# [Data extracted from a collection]

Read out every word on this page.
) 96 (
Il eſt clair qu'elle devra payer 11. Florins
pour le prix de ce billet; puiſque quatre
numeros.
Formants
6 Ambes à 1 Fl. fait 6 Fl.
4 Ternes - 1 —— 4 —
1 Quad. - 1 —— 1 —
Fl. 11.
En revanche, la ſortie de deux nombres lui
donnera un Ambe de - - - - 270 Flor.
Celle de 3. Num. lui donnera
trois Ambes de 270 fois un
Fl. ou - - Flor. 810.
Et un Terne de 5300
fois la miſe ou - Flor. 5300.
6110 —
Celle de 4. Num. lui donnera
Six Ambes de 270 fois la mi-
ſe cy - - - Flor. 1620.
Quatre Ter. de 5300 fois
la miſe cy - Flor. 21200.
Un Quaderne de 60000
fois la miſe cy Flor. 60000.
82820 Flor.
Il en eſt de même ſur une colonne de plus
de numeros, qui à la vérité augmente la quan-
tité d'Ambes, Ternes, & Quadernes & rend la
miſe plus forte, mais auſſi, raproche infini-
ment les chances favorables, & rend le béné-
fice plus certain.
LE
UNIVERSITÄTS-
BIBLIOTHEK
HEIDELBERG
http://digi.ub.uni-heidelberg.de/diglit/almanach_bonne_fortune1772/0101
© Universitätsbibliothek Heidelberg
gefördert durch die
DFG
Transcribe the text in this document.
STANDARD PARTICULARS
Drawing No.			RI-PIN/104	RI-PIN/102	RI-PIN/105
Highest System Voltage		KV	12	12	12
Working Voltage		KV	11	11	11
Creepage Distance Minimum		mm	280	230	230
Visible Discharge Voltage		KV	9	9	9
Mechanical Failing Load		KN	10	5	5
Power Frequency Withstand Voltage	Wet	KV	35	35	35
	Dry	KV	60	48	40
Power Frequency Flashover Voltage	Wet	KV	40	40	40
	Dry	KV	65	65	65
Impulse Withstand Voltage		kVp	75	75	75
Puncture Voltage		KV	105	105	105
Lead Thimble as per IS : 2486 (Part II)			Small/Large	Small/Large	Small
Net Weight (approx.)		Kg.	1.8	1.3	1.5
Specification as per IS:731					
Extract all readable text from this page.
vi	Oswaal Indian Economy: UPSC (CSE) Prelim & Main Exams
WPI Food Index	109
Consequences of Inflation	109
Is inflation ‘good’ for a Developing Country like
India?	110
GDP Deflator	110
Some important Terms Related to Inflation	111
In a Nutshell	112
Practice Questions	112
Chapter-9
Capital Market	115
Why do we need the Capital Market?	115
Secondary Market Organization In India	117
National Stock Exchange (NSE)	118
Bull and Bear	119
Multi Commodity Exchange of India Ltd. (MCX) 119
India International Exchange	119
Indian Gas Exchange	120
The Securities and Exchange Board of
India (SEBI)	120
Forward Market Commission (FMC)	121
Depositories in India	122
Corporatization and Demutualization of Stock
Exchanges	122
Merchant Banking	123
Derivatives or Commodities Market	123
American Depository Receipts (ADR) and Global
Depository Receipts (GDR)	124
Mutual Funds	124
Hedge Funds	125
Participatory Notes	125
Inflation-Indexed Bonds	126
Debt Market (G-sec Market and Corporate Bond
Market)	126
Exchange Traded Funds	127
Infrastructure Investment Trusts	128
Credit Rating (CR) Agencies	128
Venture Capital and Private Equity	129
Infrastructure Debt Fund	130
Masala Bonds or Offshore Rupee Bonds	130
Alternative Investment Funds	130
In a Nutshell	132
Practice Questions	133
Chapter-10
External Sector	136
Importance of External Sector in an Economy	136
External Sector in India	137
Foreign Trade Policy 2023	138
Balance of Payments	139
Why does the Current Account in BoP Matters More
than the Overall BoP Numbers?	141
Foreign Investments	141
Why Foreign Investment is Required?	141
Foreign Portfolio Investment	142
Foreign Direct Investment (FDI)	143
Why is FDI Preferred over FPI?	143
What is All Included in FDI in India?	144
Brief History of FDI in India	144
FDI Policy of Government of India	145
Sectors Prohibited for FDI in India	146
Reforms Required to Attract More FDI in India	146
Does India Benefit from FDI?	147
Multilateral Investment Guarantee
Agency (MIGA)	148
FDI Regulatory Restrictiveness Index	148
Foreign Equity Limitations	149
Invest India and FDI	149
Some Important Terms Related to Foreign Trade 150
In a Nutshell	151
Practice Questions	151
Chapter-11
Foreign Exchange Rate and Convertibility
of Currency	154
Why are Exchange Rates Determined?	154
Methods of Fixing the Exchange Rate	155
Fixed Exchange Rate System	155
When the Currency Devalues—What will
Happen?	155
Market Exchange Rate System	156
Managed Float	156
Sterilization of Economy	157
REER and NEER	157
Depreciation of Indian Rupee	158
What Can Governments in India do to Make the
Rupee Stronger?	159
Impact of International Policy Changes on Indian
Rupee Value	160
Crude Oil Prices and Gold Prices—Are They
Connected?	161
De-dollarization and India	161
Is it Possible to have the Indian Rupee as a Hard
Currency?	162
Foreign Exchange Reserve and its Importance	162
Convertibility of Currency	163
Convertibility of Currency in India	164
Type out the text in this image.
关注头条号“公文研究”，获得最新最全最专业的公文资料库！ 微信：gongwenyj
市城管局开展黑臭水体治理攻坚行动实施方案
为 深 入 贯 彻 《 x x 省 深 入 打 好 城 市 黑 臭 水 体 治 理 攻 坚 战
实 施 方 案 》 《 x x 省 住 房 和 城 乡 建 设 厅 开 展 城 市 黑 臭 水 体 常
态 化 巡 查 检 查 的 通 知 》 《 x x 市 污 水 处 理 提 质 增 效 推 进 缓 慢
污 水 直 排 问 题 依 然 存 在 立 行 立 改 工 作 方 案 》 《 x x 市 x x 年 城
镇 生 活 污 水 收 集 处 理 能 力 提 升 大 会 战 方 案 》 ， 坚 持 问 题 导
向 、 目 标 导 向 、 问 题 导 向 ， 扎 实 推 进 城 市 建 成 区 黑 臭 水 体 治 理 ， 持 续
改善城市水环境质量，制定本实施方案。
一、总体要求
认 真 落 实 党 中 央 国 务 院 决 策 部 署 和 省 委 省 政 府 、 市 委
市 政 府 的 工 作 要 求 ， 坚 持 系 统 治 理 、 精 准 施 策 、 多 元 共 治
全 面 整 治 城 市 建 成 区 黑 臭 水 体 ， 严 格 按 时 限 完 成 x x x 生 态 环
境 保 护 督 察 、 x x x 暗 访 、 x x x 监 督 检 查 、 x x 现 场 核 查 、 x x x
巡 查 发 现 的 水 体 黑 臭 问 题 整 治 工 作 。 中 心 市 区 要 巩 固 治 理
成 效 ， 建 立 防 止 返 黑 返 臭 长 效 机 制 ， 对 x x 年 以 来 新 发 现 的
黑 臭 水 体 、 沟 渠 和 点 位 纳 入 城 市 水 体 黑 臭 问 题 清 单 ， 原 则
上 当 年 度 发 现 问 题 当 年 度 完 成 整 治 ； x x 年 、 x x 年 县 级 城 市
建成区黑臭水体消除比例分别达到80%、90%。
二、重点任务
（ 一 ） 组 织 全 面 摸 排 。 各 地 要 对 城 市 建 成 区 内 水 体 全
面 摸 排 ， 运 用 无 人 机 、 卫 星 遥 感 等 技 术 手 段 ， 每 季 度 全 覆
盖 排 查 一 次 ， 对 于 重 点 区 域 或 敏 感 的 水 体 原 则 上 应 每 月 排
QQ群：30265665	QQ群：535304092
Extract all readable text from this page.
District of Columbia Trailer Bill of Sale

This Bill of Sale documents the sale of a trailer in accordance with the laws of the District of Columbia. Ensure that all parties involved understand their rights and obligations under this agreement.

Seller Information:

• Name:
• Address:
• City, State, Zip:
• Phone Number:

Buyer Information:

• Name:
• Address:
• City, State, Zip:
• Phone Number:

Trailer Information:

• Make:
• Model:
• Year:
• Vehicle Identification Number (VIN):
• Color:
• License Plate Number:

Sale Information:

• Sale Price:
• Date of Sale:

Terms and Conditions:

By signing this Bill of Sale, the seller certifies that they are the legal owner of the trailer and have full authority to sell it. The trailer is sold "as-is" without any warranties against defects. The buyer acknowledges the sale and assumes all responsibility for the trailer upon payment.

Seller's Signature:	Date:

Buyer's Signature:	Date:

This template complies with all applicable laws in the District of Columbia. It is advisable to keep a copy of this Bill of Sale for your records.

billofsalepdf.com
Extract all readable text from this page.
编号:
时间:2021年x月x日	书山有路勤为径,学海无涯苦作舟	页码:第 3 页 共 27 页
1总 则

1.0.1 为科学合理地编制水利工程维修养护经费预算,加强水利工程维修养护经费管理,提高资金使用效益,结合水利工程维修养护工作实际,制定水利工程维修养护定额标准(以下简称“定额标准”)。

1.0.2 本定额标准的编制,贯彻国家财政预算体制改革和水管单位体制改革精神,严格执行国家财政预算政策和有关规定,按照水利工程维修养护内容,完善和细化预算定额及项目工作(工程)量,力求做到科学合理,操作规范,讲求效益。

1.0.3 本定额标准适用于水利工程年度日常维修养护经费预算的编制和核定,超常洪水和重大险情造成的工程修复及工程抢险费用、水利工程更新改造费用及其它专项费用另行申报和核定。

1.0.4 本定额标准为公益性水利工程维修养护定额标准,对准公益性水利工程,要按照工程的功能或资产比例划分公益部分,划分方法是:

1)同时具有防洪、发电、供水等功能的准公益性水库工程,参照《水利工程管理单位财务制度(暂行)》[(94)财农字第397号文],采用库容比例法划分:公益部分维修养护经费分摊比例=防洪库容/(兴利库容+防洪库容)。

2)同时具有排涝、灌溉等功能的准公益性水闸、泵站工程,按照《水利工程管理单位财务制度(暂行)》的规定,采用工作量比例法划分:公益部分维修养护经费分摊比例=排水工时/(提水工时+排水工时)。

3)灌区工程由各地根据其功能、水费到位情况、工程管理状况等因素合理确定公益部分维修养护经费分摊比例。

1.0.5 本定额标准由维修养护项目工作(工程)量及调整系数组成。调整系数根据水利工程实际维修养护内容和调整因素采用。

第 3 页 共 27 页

# [Problem]
Read the entries above, then pull out the lines that include "miſe".

# [Task response]
fois la miſe ou - Flor. 5300.
la miſe cy - Flor. 21200.
fois la miſe cy Flor. 60000.
miſe plus forte, mais auſſi, raproche infini-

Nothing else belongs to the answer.